(Stored dataset items)
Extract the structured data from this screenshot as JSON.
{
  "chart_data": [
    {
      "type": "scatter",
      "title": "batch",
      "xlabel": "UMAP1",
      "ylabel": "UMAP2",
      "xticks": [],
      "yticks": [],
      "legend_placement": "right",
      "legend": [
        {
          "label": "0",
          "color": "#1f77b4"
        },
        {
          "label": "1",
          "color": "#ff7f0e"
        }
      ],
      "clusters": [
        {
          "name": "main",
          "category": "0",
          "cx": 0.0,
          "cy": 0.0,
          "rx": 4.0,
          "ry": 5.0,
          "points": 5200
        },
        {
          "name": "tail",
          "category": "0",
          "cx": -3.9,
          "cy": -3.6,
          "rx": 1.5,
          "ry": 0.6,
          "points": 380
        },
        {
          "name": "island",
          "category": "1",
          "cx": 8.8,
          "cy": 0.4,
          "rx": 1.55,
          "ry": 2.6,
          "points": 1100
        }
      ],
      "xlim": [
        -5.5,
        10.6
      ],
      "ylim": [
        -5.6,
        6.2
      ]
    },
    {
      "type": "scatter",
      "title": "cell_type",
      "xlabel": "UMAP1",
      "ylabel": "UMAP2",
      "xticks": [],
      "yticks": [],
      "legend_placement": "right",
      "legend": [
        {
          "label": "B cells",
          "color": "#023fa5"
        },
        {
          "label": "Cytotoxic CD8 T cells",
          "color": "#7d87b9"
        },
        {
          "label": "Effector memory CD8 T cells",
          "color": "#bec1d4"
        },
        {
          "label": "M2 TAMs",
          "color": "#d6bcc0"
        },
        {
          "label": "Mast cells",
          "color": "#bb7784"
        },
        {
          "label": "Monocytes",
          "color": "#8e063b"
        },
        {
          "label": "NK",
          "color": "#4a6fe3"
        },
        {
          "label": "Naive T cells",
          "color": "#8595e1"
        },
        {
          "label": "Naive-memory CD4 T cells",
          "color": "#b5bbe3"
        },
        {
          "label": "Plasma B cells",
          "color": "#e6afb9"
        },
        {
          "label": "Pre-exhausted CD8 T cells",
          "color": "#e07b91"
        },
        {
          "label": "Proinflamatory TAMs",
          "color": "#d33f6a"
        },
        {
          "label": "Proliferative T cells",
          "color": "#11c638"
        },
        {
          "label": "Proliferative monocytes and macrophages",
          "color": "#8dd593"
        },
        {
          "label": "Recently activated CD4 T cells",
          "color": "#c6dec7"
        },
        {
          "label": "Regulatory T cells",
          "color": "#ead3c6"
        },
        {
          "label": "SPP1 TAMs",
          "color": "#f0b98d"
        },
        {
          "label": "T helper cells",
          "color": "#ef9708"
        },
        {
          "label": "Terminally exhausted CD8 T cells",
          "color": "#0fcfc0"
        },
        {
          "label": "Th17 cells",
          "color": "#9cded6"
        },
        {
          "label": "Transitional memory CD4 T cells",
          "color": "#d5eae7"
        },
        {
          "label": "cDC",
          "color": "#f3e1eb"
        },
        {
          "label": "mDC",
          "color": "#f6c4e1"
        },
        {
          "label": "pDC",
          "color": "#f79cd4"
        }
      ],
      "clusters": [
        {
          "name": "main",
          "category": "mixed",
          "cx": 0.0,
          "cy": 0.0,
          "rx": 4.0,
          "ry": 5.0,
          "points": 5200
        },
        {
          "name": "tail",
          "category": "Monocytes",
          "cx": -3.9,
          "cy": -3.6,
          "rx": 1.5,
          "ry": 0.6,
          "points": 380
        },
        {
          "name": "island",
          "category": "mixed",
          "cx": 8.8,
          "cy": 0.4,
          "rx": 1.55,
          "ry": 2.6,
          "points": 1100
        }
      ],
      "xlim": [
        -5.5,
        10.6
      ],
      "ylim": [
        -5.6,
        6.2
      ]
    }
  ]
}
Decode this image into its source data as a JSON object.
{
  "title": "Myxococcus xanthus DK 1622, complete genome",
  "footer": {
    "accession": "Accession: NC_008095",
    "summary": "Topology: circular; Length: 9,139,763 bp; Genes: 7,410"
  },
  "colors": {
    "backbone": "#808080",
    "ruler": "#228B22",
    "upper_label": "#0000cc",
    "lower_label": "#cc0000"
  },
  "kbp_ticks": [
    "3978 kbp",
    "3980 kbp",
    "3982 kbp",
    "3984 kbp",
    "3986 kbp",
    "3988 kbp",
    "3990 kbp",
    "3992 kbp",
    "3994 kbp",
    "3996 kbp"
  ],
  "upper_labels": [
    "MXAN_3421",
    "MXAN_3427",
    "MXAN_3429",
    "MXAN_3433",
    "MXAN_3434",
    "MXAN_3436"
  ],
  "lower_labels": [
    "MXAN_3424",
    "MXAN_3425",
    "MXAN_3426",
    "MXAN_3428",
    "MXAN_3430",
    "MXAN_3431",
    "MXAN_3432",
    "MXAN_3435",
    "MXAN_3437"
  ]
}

• **What the exercise asks**
Output must be limited to the lines beginning with the one that contains "Decode this image" and ending with the last line of the entries, reproduced exactly.

• **Answer to this problem**
Decode this image into its source data as a JSON object.
{
  "title": "Myxococcus xanthus DK 1622, complete genome",
  "footer": {
    "accession": "Accession: NC_008095",
    "summary": "Topology: circular; Length: 9,139,763 bp; Genes: 7,410"
  },
  "colors": {
    "backbone": "#808080",
    "ruler": "#228B22",
    "upper_label": "#0000cc",
    "lower_label": "#cc0000"
  },
  "kbp_ticks": [
    "3978 kbp",
    "3980 kbp",
    "3982 kbp",
    "3984 kbp",
    "3986 kbp",
    "3988 kbp",
    "3990 kbp",
    "3992 kbp",
    "3994 kbp",
    "3996 kbp"
  ],
  "upper_labels": [
    "MXAN_3421",
    "MXAN_3427",
    "MXAN_3429",
    "MXAN_3433",
    "MXAN_3434",
    "MXAN_3436"
  ],
  "lower_labels": [
    "MXAN_3424",
    "MXAN_3425",
    "MXAN_3426",
    "MXAN_3428",
    "MXAN_3430",
    "MXAN_3431",
    "MXAN_3432",
    "MXAN_3435",
    "MXAN_3437"
  ]
}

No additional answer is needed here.